● **Directions**
Give a verbatim quotation of every record.

● **Exercise material**
■ ■ ■ ■
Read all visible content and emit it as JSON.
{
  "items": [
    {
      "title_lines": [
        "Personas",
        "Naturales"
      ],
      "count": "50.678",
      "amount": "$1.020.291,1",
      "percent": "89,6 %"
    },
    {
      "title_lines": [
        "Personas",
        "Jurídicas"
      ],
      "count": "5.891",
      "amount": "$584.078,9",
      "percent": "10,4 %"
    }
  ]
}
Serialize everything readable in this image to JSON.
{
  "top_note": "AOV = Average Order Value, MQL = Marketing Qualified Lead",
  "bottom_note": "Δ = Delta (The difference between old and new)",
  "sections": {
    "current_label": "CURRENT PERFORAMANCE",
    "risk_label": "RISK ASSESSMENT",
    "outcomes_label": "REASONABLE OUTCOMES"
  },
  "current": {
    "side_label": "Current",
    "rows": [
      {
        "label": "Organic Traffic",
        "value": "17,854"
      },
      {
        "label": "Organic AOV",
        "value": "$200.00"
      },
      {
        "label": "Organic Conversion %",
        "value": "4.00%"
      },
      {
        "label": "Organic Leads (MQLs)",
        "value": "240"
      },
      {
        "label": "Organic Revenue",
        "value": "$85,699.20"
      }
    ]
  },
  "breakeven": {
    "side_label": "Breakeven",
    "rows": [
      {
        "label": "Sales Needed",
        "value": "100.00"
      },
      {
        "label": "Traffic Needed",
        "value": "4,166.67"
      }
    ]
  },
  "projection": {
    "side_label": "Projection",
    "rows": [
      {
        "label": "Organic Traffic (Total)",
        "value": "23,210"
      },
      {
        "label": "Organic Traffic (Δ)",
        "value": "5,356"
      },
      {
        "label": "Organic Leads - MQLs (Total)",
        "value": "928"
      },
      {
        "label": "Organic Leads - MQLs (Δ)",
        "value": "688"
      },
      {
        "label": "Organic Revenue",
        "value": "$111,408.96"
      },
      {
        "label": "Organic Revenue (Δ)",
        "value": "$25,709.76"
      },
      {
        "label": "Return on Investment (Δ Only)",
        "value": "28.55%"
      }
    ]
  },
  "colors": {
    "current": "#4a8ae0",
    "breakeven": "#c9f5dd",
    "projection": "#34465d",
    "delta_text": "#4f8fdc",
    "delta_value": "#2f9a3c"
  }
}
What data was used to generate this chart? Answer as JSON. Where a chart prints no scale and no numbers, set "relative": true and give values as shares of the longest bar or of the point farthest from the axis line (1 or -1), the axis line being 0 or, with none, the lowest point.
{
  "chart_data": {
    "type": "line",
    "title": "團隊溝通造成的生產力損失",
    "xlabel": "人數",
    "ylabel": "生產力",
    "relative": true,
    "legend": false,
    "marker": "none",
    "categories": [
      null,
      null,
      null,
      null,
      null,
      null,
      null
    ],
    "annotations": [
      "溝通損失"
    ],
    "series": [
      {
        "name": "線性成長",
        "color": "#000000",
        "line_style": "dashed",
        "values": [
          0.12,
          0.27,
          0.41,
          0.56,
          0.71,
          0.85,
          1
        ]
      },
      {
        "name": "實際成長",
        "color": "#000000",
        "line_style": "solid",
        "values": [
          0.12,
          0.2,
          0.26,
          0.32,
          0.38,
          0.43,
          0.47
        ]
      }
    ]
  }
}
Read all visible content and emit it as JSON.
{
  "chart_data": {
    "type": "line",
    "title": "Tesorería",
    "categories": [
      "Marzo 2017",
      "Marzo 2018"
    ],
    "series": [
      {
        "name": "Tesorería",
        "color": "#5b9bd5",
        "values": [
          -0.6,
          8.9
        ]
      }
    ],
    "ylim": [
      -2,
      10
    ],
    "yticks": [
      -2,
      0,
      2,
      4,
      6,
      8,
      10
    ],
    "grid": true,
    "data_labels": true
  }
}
■ ■ ■ ■
● **Result**
Read all visible content and emit it as JSON.
{
  "items": [
    {
      "title_lines": [
        "Personas",
        "Naturales"
      ],
      "count": "50.678",
      "amount": "$1.020.291,1",
      "percent": "89,6 %"
    },
    {
      "title_lines": [
        "Personas",
        "Jurídicas"
      ],
      "count": "5.891",
      "amount": "$584.078,9",
      "percent": "10,4 %"
    }
  ]
}
Serialize everything readable in this image to JSON.
{
  "top_note": "AOV = Average Order Value, MQL = Marketing Qualified Lead",
  "bottom_note": "Δ = Delta (The difference between old and new)",
  "sections": {
    "current_label": "CURRENT PERFORAMANCE",
    "risk_label": "RISK ASSESSMENT",
    "outcomes_label": "REASONABLE OUTCOMES"
  },
  "current": {
    "side_label": "Current",
    "rows": [
      {
        "label": "Organic Traffic",
        "value": "17,854"
      },
      {
        "label": "Organic AOV",
        "value": "$200.00"
      },
      {
        "label": "Organic Conversion %",
        "value": "4.00%"
      },
      {
        "label": "Organic Leads (MQLs)",
        "value": "240"
      },
      {
        "label": "Organic Revenue",
        "value": "$85,699.20"
      }
    ]
  },
  "breakeven": {
    "side_label": "Breakeven",
    "rows": [
      {
        "label": "Sales Needed",
        "value": "100.00"
      },
      {
        "label": "Traffic Needed",
        "value": "4,166.67"
      }
    ]
  },
  "projection": {
    "side_label": "Projection",
    "rows": [
      {
        "label": "Organic Traffic (Total)",
        "value": "23,210"
      },
      {
        "label": "Organic Traffic (Δ)",
        "value": "5,356"
      },
      {
        "label": "Organic Leads - MQLs (Total)",
        "value": "928"
      },
      {
        "label": "Organic Leads - MQLs (Δ)",
        "value": "688"
      },
      {
        "label": "Organic Revenue",
        "value": "$111,408.96"
      },
      {
        "label": "Organic Revenue (Δ)",
        "value": "$25,709.76"
      },
      {
        "label": "Return on Investment (Δ Only)",
        "value": "28.55%"
      }
    ]
  },
  "colors": {
    "current": "#4a8ae0",
    "breakeven": "#c9f5dd",
    "projection": "#34465d",
    "delta_text": "#4f8fdc",
    "delta_value": "#2f9a3c"
  }
}
What data was used to generate this chart? Answer as JSON. Where a chart prints no scale and no numbers, set "relative": true and give values as shares of the longest bar or of the point farthest from the axis line (1 or -1), the axis line being 0 or, with none, the lowest point.
{
  "chart_data": {
    "type": "line",
    "title": "團隊溝通造成的生產力損失",
    "xlabel": "人數",
    "ylabel": "生產力",
    "relative": true,
    "legend": false,
    "marker": "none",
    "categories": [
      null,
      null,
      null,
      null,
      null,
      null,
      null
    ],
    "annotations": [
      "溝通損失"
    ],
    "series": [
      {
        "name": "線性成長",
        "color": "#000000",
        "line_style": "dashed",
        "values": [
          0.12,
          0.27,
          0.41,
          0.56,
          0.71,
          0.85,
          1
        ]
      },
      {
        "name": "實際成長",
        "color": "#000000",
        "line_style": "solid",
        "values": [
          0.12,
          0.2,
          0.26,
          0.32,
          0.38,
          0.43,
          0.47
        ]
      }
    ]
  }
}
Read all visible content and emit it as JSON.
{
  "chart_data": {
    "type": "line",
    "title": "Tesorería",
    "categories": [
      "Marzo 2017",
      "Marzo 2018"
    ],
    "series": [
      {
        "name": "Tesorería",
        "color": "#5b9bd5",
        "values": [
          -0.6,
          8.9
        ]
      }
    ],
    "ylim": [
      -2,
      10
    ],
    "yticks": [
      -2,
      0,
      2,
      4,
      6,
      8,
      10
    ],
    "grid": true,
    "data_labels": true
  }
}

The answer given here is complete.